## begin RAW DATA
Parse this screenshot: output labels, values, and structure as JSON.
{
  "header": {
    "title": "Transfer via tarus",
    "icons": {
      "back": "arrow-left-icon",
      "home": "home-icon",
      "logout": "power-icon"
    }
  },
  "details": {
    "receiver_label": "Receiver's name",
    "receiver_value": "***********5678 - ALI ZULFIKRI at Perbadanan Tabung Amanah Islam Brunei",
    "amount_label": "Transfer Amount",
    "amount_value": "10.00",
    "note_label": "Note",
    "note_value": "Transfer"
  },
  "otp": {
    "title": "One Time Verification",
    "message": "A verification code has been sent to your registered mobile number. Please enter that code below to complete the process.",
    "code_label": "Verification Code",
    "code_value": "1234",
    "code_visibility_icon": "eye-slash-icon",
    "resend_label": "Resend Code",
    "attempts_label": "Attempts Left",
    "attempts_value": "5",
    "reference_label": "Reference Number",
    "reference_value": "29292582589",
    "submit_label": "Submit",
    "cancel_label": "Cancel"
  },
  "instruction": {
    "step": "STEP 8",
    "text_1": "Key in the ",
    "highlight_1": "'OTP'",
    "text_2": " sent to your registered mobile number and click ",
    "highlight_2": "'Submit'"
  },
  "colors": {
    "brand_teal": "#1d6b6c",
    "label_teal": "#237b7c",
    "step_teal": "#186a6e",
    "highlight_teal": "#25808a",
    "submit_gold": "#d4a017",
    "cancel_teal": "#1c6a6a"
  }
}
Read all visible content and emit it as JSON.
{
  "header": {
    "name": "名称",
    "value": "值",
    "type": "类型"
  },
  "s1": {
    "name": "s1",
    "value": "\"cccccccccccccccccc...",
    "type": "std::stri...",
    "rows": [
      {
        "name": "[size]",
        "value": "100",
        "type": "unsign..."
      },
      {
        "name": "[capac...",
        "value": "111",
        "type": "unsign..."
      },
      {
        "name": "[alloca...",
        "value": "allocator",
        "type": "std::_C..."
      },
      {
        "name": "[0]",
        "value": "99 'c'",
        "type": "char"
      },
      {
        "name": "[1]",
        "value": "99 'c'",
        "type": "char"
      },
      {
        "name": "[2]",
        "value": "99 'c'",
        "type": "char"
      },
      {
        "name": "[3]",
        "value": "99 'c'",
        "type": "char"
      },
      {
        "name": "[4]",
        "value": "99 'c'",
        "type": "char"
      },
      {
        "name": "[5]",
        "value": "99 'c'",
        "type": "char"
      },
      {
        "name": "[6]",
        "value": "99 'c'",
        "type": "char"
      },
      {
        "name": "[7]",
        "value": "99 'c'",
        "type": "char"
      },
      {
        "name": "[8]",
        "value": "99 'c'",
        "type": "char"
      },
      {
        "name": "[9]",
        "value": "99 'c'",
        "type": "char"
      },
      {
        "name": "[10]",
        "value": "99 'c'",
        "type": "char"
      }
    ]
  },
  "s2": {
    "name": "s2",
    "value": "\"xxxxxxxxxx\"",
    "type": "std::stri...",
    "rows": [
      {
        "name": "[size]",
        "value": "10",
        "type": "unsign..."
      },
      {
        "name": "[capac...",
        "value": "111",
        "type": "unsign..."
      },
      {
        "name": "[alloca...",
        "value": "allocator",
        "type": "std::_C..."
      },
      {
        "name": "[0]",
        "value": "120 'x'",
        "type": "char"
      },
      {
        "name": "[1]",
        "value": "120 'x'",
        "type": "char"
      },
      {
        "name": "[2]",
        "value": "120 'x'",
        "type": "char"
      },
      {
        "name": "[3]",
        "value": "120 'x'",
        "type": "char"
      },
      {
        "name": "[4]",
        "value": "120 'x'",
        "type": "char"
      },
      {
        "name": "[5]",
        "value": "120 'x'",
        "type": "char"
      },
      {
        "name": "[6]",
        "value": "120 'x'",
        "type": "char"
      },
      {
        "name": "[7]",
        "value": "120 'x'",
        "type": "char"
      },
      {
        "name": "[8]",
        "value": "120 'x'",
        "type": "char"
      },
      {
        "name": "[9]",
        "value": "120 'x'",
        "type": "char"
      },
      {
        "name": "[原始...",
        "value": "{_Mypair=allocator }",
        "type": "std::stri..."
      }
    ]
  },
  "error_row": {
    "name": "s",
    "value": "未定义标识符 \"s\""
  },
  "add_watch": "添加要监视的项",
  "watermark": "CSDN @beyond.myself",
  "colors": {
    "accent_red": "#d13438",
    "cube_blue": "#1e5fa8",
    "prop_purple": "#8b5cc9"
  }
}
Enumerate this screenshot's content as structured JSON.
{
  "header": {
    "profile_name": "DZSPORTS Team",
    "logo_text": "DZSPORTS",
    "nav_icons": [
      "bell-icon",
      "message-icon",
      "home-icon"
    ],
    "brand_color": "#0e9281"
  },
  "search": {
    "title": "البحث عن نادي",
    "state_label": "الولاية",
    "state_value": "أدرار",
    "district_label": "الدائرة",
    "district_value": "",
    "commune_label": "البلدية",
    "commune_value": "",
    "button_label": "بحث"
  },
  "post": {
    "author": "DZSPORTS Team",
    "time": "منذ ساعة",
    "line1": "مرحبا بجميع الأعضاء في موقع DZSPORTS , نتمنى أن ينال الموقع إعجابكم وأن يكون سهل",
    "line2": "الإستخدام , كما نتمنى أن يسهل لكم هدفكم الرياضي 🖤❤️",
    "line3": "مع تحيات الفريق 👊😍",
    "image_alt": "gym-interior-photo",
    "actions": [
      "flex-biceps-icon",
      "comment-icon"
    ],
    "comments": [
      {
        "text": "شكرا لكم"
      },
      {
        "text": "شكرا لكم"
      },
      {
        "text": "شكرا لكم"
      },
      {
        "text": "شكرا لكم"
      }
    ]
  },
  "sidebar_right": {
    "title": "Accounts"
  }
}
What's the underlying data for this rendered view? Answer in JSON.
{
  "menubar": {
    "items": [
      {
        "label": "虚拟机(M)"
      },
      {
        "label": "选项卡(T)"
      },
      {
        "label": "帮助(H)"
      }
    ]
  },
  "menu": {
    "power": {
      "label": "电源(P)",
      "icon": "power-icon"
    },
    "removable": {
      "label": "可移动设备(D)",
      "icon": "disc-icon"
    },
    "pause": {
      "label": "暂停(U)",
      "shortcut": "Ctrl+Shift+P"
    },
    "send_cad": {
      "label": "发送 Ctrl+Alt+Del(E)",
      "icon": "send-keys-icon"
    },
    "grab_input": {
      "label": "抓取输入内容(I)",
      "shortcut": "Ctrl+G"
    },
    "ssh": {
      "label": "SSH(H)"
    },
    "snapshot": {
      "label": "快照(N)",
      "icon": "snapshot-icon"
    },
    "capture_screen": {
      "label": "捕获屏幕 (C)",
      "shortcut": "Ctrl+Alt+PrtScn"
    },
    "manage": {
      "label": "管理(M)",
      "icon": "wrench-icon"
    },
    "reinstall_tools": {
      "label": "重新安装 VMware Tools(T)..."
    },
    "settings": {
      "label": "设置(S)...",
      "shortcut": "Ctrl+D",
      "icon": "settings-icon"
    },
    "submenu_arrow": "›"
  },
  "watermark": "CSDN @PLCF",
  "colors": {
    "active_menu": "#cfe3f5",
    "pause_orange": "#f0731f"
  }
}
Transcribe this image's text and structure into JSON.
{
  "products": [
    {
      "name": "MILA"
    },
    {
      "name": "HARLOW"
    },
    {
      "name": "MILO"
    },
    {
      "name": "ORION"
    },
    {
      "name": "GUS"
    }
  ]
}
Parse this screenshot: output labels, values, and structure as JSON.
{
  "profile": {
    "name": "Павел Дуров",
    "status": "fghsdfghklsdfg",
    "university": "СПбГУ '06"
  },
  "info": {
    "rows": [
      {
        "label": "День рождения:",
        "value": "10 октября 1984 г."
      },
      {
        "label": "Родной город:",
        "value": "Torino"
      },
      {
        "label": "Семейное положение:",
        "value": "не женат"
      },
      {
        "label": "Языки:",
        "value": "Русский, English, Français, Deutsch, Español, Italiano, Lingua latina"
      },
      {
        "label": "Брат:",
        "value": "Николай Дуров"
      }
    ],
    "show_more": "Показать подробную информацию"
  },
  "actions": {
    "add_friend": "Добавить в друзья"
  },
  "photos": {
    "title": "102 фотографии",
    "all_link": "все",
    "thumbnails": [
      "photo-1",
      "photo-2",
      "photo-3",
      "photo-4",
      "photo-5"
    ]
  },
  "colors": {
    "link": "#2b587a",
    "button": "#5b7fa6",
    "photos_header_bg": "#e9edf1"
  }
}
## end RAW DATA
Select, from the listing, all lines that include the word "Ctrl".

      "shortcut": "Ctrl+Shift+P"
      "label": "发送 Ctrl+Alt+Del(E)",
      "shortcut": "Ctrl+G"
      "shortcut": "Ctrl+Alt+PrtScn"
      "shortcut": "Ctrl+D",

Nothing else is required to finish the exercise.